▶ To be done
Among the entries, which lines carry the string "Elementor"? Copy each of them.
*** Given data
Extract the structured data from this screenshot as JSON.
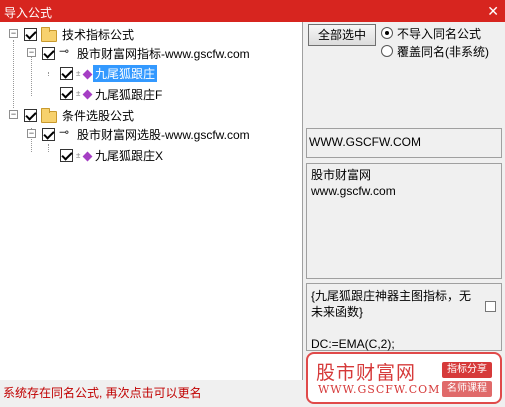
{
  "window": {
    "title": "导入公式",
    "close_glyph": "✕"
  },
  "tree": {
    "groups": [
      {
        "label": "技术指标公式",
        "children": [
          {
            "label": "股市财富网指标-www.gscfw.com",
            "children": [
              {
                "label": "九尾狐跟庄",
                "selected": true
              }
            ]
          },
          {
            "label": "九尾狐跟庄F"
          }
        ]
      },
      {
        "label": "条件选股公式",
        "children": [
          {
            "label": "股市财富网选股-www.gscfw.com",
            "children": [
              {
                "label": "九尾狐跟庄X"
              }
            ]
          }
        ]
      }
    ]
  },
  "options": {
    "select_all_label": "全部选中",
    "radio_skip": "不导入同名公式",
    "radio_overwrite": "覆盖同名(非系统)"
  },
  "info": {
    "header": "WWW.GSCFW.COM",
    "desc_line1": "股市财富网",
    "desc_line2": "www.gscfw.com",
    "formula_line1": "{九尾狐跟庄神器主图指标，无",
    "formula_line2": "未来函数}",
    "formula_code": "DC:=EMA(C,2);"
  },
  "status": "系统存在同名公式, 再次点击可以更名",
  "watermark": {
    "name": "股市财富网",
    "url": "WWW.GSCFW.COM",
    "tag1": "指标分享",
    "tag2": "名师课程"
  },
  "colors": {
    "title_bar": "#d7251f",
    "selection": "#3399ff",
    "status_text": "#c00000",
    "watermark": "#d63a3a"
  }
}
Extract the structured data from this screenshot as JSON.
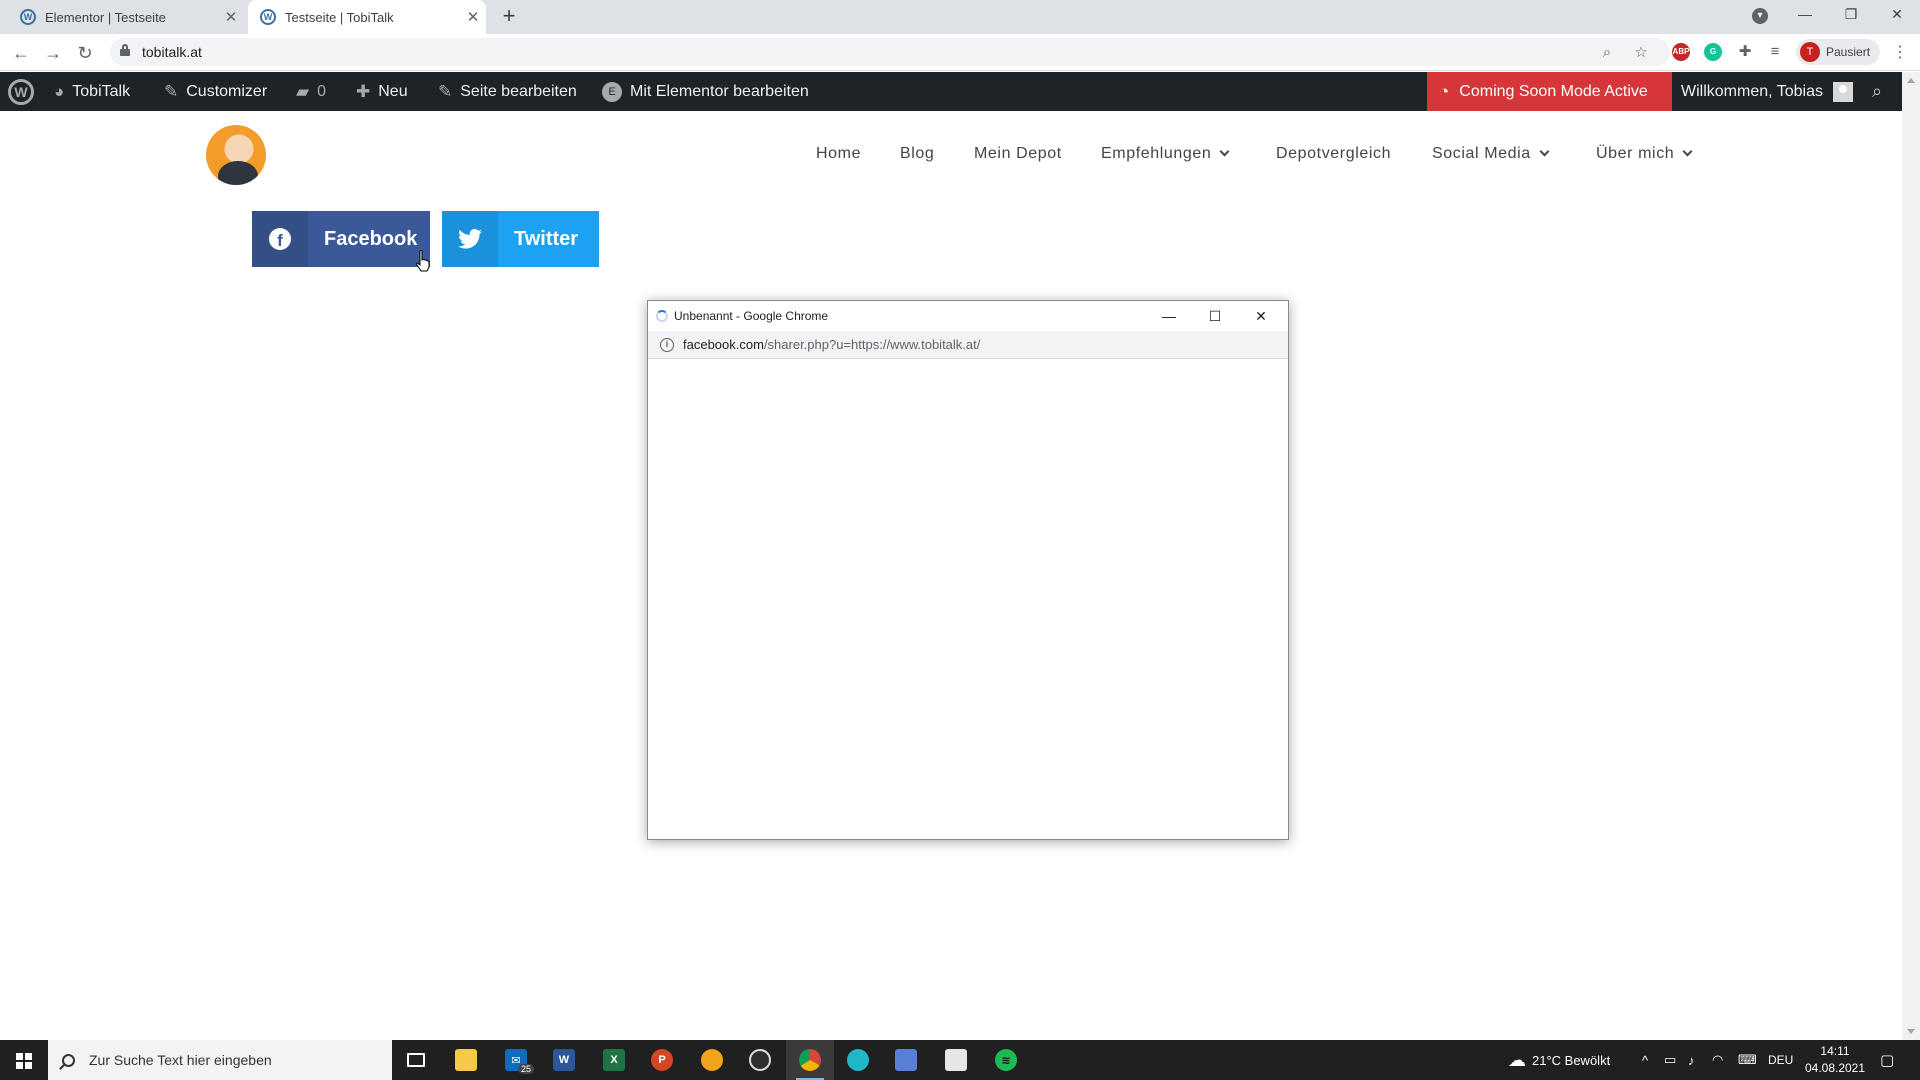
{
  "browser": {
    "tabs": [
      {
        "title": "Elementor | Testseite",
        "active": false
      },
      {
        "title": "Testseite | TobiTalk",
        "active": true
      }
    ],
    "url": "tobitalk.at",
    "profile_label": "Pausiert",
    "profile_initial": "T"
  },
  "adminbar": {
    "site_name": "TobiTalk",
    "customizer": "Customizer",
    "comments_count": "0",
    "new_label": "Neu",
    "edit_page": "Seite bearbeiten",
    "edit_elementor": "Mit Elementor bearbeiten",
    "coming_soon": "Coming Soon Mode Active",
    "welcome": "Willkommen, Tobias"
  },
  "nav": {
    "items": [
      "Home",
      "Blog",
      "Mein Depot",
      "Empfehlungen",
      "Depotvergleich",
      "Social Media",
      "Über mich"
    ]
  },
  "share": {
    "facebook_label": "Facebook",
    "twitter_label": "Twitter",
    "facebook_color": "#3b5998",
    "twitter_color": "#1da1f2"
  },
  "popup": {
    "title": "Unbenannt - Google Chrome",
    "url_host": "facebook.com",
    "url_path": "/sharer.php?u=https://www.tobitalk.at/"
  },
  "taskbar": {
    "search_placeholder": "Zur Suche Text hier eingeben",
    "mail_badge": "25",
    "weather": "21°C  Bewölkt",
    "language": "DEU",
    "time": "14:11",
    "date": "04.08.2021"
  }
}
******
*** Given data
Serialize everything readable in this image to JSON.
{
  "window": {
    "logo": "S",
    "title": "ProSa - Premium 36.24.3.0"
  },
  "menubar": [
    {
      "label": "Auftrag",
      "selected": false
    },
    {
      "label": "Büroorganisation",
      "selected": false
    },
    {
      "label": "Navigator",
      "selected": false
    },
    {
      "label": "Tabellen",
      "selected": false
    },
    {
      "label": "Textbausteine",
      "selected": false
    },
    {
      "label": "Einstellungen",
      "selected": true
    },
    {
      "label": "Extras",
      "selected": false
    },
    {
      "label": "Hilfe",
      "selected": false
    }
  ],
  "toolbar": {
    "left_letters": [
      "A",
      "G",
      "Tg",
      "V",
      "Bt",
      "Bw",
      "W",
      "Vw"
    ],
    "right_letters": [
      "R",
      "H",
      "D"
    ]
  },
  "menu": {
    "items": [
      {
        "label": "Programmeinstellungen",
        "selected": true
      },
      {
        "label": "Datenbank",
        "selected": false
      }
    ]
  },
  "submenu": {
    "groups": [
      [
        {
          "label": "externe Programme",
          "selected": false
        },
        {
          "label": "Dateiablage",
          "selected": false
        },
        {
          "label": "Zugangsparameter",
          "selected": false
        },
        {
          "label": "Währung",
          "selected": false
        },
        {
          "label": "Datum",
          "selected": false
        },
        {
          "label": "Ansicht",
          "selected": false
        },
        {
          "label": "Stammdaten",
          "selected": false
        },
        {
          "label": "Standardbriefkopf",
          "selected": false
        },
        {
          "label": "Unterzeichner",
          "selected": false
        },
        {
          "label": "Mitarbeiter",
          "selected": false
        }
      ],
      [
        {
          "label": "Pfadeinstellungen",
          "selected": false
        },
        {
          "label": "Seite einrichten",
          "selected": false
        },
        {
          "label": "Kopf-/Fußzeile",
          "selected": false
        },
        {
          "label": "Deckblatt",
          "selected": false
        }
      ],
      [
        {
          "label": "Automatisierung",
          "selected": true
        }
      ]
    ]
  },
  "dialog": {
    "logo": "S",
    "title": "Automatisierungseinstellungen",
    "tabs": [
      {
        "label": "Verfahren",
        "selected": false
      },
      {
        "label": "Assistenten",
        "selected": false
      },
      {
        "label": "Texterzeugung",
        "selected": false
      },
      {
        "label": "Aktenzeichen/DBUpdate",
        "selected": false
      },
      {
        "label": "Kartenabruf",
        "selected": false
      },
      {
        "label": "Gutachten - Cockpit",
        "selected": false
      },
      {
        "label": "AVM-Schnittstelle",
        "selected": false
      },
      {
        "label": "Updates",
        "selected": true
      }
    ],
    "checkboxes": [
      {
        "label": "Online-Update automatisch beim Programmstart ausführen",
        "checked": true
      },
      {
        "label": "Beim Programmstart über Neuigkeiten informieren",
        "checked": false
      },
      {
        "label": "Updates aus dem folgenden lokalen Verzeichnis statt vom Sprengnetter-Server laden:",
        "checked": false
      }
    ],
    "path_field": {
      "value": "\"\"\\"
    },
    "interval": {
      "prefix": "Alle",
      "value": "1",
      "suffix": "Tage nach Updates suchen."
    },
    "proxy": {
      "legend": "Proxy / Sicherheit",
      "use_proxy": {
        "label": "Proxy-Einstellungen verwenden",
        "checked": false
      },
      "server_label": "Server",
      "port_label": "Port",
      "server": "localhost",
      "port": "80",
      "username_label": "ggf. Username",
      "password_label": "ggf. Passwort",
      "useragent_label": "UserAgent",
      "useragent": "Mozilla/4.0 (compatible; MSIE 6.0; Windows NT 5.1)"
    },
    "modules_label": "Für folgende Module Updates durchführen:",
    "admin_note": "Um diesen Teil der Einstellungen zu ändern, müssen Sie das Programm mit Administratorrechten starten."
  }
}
******
▶ Response
        "title": "Elementor | Testseite",
    "edit_elementor": "Mit Elementor bearbeiten",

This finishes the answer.